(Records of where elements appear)

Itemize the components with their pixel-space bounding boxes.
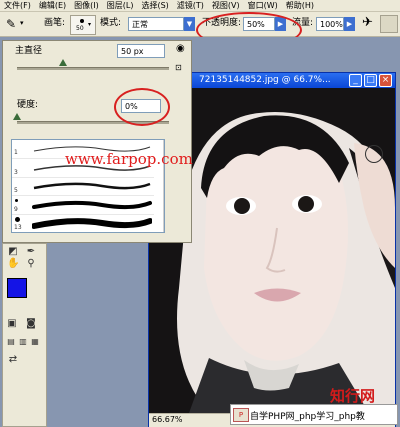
foreground-color-swatch[interactable] [7, 278, 27, 298]
brush-stroke-preview [33, 182, 151, 190]
tool-preset-arrow-icon[interactable]: ▾ [20, 19, 24, 27]
panel-menu-arrow-icon[interactable]: ◉ [176, 43, 185, 54]
palette-well[interactable] [380, 15, 398, 33]
brush-stroke-preview [32, 200, 152, 210]
brush-number: 13 [14, 224, 22, 231]
close-button[interactable]: × [379, 74, 392, 87]
menu-help[interactable]: 帮助(H) [282, 0, 318, 11]
brush-number: 1 [14, 149, 18, 156]
menu-select[interactable]: 选择(S) [137, 0, 172, 11]
banner-text: 自学PHP网_php学习_php教 [250, 412, 365, 422]
brush-preset-row[interactable]: 13 [12, 214, 154, 232]
brush-preset-picker[interactable]: 50 ▾ [70, 15, 96, 35]
quick-mask-icon[interactable]: ◙ [25, 318, 37, 330]
brush-number: 3 [14, 169, 18, 176]
brush-tip-dot-icon [15, 199, 18, 202]
menu-filter[interactable]: 滤镜(T) [173, 0, 208, 11]
menu-view[interactable]: 视图(V) [208, 0, 244, 11]
zoom-icon[interactable]: ⚲ [25, 258, 37, 270]
brush-number: 5 [14, 187, 18, 194]
standard-mode-icon[interactable]: ▣ [6, 318, 18, 330]
brush-preset-row[interactable]: 9 [12, 196, 154, 215]
mode-dropdown-button[interactable]: ▼ [184, 17, 195, 31]
eraser-icon[interactable]: ◩ [7, 246, 19, 258]
toolbox: ◩ ✒ ✋ ⚲ ▣ ◙ ▤ ▥ ▦ ⇄ [2, 243, 47, 427]
hand-icon[interactable]: ✋ [7, 258, 19, 270]
brush-preset-row[interactable]: 5 [12, 177, 154, 196]
zoom-readout: 66.67% [152, 415, 183, 424]
mode-label: 模式: [100, 18, 122, 28]
minimize-button[interactable]: _ [349, 74, 362, 87]
hardness-highlight-circle [114, 88, 170, 126]
flow-slider-button[interactable]: ▶ [344, 17, 355, 31]
mode-select[interactable]: 正常 [128, 17, 184, 31]
brush-cursor-circle [365, 145, 383, 163]
pen-icon[interactable]: ✒ [25, 246, 37, 258]
menu-image[interactable]: 图像(I) [70, 0, 103, 11]
jump-to-imageready-icon[interactable]: ⇄ [7, 354, 19, 366]
master-diameter-value: 50 px [121, 47, 144, 56]
hardness-label: 硬度: [17, 100, 39, 110]
brush-stroke-preview [32, 218, 152, 229]
menu-edit[interactable]: 编辑(E) [35, 0, 70, 11]
brush-label: 画笔: [44, 18, 66, 28]
menu-layer[interactable]: 图层(L) [103, 0, 138, 11]
screen-mode-full-menu-icon[interactable]: ▥ [17, 336, 29, 348]
watermark-text: www.farpop.com [65, 150, 193, 168]
flow-input[interactable]: 100% [316, 17, 344, 31]
screen-mode-full-icon[interactable]: ▦ [29, 336, 41, 348]
master-diameter-thumb[interactable] [58, 59, 67, 66]
menu-bar: 文件(F) 编辑(E) 图像(I) 图层(L) 选择(S) 滤镜(T) 视图(V… [0, 0, 400, 12]
brush-tip-icon [80, 19, 84, 23]
brush-tool-icon[interactable]: ✎ [6, 17, 16, 31]
brush-tip-dot-icon [15, 217, 20, 222]
master-diameter-input[interactable]: 50 px [117, 44, 165, 58]
brush-number: 9 [14, 206, 18, 213]
flow-value: 100% [320, 20, 343, 29]
menu-window[interactable]: 窗口(W) [244, 0, 282, 11]
corner-brand: 知行网 [330, 387, 376, 405]
hardness-thumb[interactable] [13, 113, 21, 120]
new-preset-icon[interactable]: ⊡ [175, 63, 182, 72]
menu-file[interactable]: 文件(F) [0, 0, 35, 11]
brush-size-readout: 50 [76, 25, 84, 32]
chevron-down-icon: ▾ [88, 21, 92, 28]
php-logo-icon: P [233, 408, 249, 422]
site-banner: P 自学PHP网_php学习_php教 [230, 404, 398, 425]
airbrush-icon[interactable]: ✈ [362, 15, 373, 30]
image-window-title: 72135144852.jpg @ 66.7%... [199, 75, 331, 85]
screen-mode-standard-icon[interactable]: ▤ [5, 336, 17, 348]
master-diameter-slider[interactable] [17, 67, 169, 70]
maximize-button[interactable]: □ [364, 74, 377, 87]
master-diameter-label: 主直径 [15, 46, 43, 56]
mode-value: 正常 [132, 20, 148, 29]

> **Given request**
Please update the listing lines starting at the line containing "foreground-color-swatch[interactable] [7, 278, 27, 298]" and ending at the line containing "watermark-text: www.farpop.com [65, 150, 193, 168]" by changing "brush-stroke-preview" to "stroke-sample" and leaving everything else unchanged. Return only those lines.

> **Finished answer**
foreground-color-swatch[interactable] [7, 278, 27, 298]
stroke-sample [33, 182, 151, 190]
tool-preset-arrow-icon[interactable]: ▾ [20, 19, 24, 27]
panel-menu-arrow-icon[interactable]: ◉ [176, 43, 185, 54]
palette-well[interactable] [380, 15, 398, 33]
stroke-sample [32, 200, 152, 210]
brush-number: 13 [14, 224, 22, 231]
close-button[interactable]: × [379, 74, 392, 87]
menu-help[interactable]: 帮助(H) [282, 0, 318, 11]
brush-number: 1 [14, 149, 18, 156]
menu-select[interactable]: 选择(S) [137, 0, 172, 11]
banner-text: 自学PHP网_php学习_php教 [250, 412, 365, 422]
brush-preset-row[interactable]: 13 [12, 214, 154, 232]
brush-preset-picker[interactable]: 50 ▾ [70, 15, 96, 35]
quick-mask-icon[interactable]: ◙ [25, 318, 37, 330]
brush-number: 3 [14, 169, 18, 176]
brush-tip-dot-icon [15, 199, 18, 202]
menu-filter[interactable]: 滤镜(T) [173, 0, 208, 11]
menu-view[interactable]: 视图(V) [208, 0, 244, 11]
zoom-icon[interactable]: ⚲ [25, 258, 37, 270]
brush-number: 5 [14, 187, 18, 194]
standard-mode-icon[interactable]: ▣ [6, 318, 18, 330]
brush-preset-row[interactable]: 9 [12, 196, 154, 215]
mode-dropdown-button[interactable]: ▼ [184, 17, 195, 31]
eraser-icon[interactable]: ◩ [7, 246, 19, 258]
toolbox: ◩ ✒ ✋ ⚲ ▣ ◙ ▤ ▥ ▦ ⇄ [2, 243, 47, 427]
hand-icon[interactable]: ✋ [7, 258, 19, 270]
brush-preset-row[interactable]: 5 [12, 177, 154, 196]
zoom-readout: 66.67% [152, 415, 183, 424]
mode-label: 模式: [100, 18, 122, 28]
minimize-button[interactable]: _ [349, 74, 362, 87]
hardness-highlight-circle [114, 88, 170, 126]
flow-slider-button[interactable]: ▶ [344, 17, 355, 31]
mode-select[interactable]: 正常 [128, 17, 184, 31]
brush-cursor-circle [365, 145, 383, 163]
pen-icon[interactable]: ✒ [25, 246, 37, 258]
menu-image[interactable]: 图像(I) [70, 0, 103, 11]
jump-to-imageready-icon[interactable]: ⇄ [7, 354, 19, 366]
master-diameter-value: 50 px [121, 47, 144, 56]
hardness-label: 硬度: [17, 100, 39, 110]
stroke-sample [32, 218, 152, 229]
menu-edit[interactable]: 编辑(E) [35, 0, 70, 11]
brush-label: 画笔: [44, 18, 66, 28]
menu-layer[interactable]: 图层(L) [103, 0, 138, 11]
screen-mode-full-menu-icon[interactable]: ▥ [17, 336, 29, 348]
watermark-text: www.farpop.com [65, 150, 193, 168]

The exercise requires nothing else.